(Items listed in a dataset)

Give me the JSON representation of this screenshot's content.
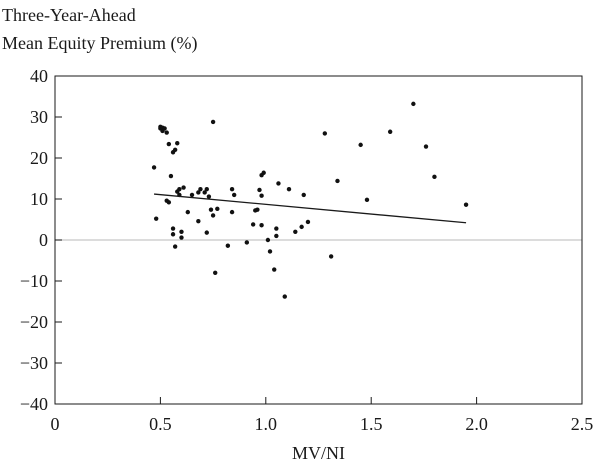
{
  "chart_data": {
    "type": "scatter",
    "ylabel_lines": [
      "Three-Year-Ahead",
      "Mean Equity Premium (%)"
    ],
    "xlabel": "MV/NI",
    "xlim": [
      0,
      2.5
    ],
    "ylim": [
      -40,
      40
    ],
    "xticks": [
      0,
      0.5,
      1.0,
      1.5,
      2.0,
      2.5
    ],
    "xtick_labels": [
      "0",
      "0.5",
      "1.0",
      "1.5",
      "2.0",
      "2.5"
    ],
    "yticks": [
      40,
      30,
      20,
      10,
      0,
      -10,
      -20,
      -30,
      -40
    ],
    "ytick_labels": [
      "40",
      "30",
      "20",
      "10",
      "0",
      "−10",
      "−20",
      "−30",
      "−40"
    ],
    "zero_line": true,
    "grid": false,
    "trendline": {
      "x": [
        0.47,
        1.95
      ],
      "y": [
        11.2,
        4.2
      ]
    },
    "points": [
      [
        0.47,
        17.7
      ],
      [
        0.48,
        5.2
      ],
      [
        0.5,
        27.2
      ],
      [
        0.5,
        27.6
      ],
      [
        0.51,
        26.6
      ],
      [
        0.51,
        27.4
      ],
      [
        0.52,
        27.2
      ],
      [
        0.53,
        26.2
      ],
      [
        0.53,
        9.6
      ],
      [
        0.54,
        23.4
      ],
      [
        0.54,
        9.2
      ],
      [
        0.55,
        15.6
      ],
      [
        0.56,
        21.4
      ],
      [
        0.56,
        2.8
      ],
      [
        0.56,
        1.4
      ],
      [
        0.57,
        22.0
      ],
      [
        0.57,
        -1.6
      ],
      [
        0.58,
        23.6
      ],
      [
        0.58,
        11.8
      ],
      [
        0.59,
        12.4
      ],
      [
        0.59,
        11.0
      ],
      [
        0.6,
        0.6
      ],
      [
        0.6,
        2.0
      ],
      [
        0.61,
        12.8
      ],
      [
        0.63,
        6.8
      ],
      [
        0.65,
        11.0
      ],
      [
        0.68,
        4.6
      ],
      [
        0.68,
        11.6
      ],
      [
        0.69,
        12.4
      ],
      [
        0.71,
        11.6
      ],
      [
        0.72,
        12.4
      ],
      [
        0.72,
        1.8
      ],
      [
        0.73,
        10.6
      ],
      [
        0.74,
        7.4
      ],
      [
        0.75,
        6.0
      ],
      [
        0.75,
        28.8
      ],
      [
        0.76,
        -8.0
      ],
      [
        0.77,
        7.6
      ],
      [
        0.82,
        -1.4
      ],
      [
        0.84,
        12.4
      ],
      [
        0.84,
        6.8
      ],
      [
        0.85,
        11.0
      ],
      [
        0.91,
        -0.6
      ],
      [
        0.94,
        3.8
      ],
      [
        0.95,
        7.2
      ],
      [
        0.96,
        7.4
      ],
      [
        0.97,
        12.2
      ],
      [
        0.98,
        3.6
      ],
      [
        0.98,
        15.8
      ],
      [
        0.98,
        10.8
      ],
      [
        0.99,
        16.4
      ],
      [
        1.01,
        0.0
      ],
      [
        1.02,
        -2.8
      ],
      [
        1.04,
        -7.2
      ],
      [
        1.05,
        1.0
      ],
      [
        1.05,
        2.8
      ],
      [
        1.06,
        13.8
      ],
      [
        1.09,
        -13.8
      ],
      [
        1.11,
        12.4
      ],
      [
        1.14,
        2.0
      ],
      [
        1.17,
        3.2
      ],
      [
        1.18,
        11.0
      ],
      [
        1.2,
        4.4
      ],
      [
        1.28,
        26.0
      ],
      [
        1.31,
        -4.0
      ],
      [
        1.34,
        14.4
      ],
      [
        1.45,
        23.2
      ],
      [
        1.48,
        9.8
      ],
      [
        1.59,
        26.4
      ],
      [
        1.7,
        33.2
      ],
      [
        1.76,
        22.8
      ],
      [
        1.8,
        15.4
      ],
      [
        1.95,
        8.6
      ]
    ]
  }
}
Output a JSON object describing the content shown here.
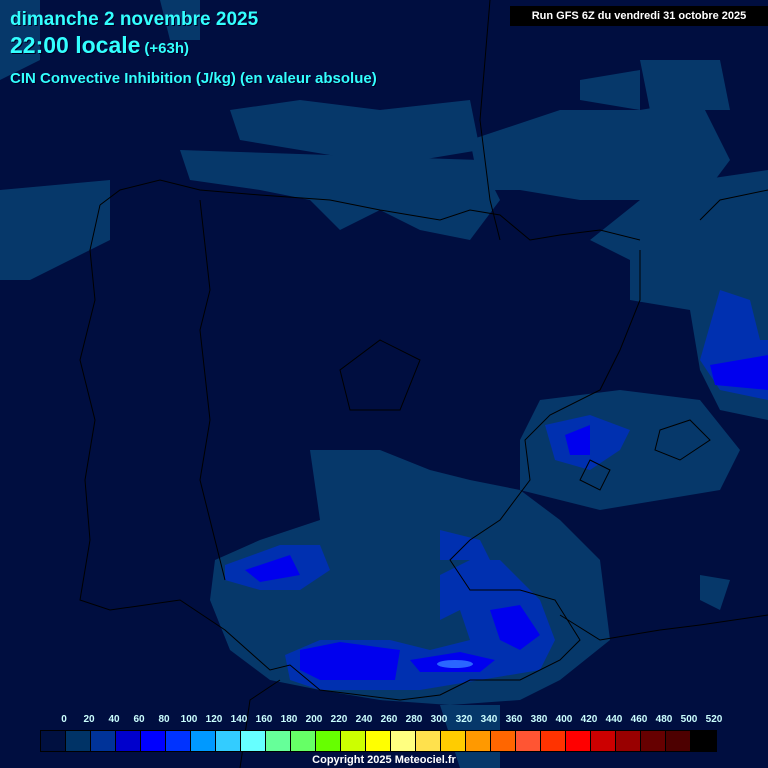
{
  "header": {
    "date": "dimanche 2 novembre 2025",
    "time": "22:00 locale",
    "lead": "(+63h)",
    "parameter": "CIN Convective Inhibition (J/kg) (en valeur absolue)",
    "run": "Run GFS 6Z du vendredi 31 octobre 2025"
  },
  "legend": {
    "labels": [
      "0",
      "20",
      "40",
      "60",
      "80",
      "100",
      "120",
      "140",
      "160",
      "180",
      "200",
      "220",
      "240",
      "260",
      "280",
      "300",
      "320",
      "340",
      "360",
      "380",
      "400",
      "420",
      "440",
      "460",
      "480",
      "500",
      "520"
    ],
    "colors": [
      "#001040",
      "#003366",
      "#003399",
      "#0000cc",
      "#0000ff",
      "#0033ff",
      "#0099ff",
      "#33ccff",
      "#66ffff",
      "#66ff99",
      "#66ff66",
      "#66ff00",
      "#ccff00",
      "#ffff00",
      "#ffff80",
      "#ffe14d",
      "#ffcc00",
      "#ff9900",
      "#ff6600",
      "#ff5533",
      "#ff3300",
      "#ff0000",
      "#cc0000",
      "#990000",
      "#660000",
      "#4d0000",
      "#000000"
    ]
  },
  "colors": {
    "background": "#000e40",
    "low": "#06386a",
    "mid": "#0030b0",
    "high": "#0000ee",
    "peak": "#2060ff"
  },
  "footer": {
    "copyright": "Copyright 2025 Meteociel.fr"
  }
}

§ **Description of the task**
Extract exactly the lines from the one containing "Output a JSON" through the last line of the records above, both included, and leave out the pictures.

§ **Result for this exercise**
Output a JSON object describing the content shown here.
{
  "header": {
    "date": "dimanche 2 novembre 2025",
    "time": "22:00 locale",
    "lead": "(+63h)",
    "parameter": "CIN Convective Inhibition (J/kg) (en valeur absolue)",
    "run": "Run GFS 6Z du vendredi 31 octobre 2025"
  },
  "legend": {
    "labels": [
      "0",
      "20",
      "40",
      "60",
      "80",
      "100",
      "120",
      "140",
      "160",
      "180",
      "200",
      "220",
      "240",
      "260",
      "280",
      "300",
      "320",
      "340",
      "360",
      "380",
      "400",
      "420",
      "440",
      "460",
      "480",
      "500",
      "520"
    ],
    "colors": [
      "#001040",
      "#003366",
      "#003399",
      "#0000cc",
      "#0000ff",
      "#0033ff",
      "#0099ff",
      "#33ccff",
      "#66ffff",
      "#66ff99",
      "#66ff66",
      "#66ff00",
      "#ccff00",
      "#ffff00",
      "#ffff80",
      "#ffe14d",
      "#ffcc00",
      "#ff9900",
      "#ff6600",
      "#ff5533",
      "#ff3300",
      "#ff0000",
      "#cc0000",
      "#990000",
      "#660000",
      "#4d0000",
      "#000000"
    ]
  },
  "colors": {
    "background": "#000e40",
    "low": "#06386a",
    "mid": "#0030b0",
    "high": "#0000ee",
    "peak": "#2060ff"
  },
  "footer": {
    "copyright": "Copyright 2025 Meteociel.fr"
  }
}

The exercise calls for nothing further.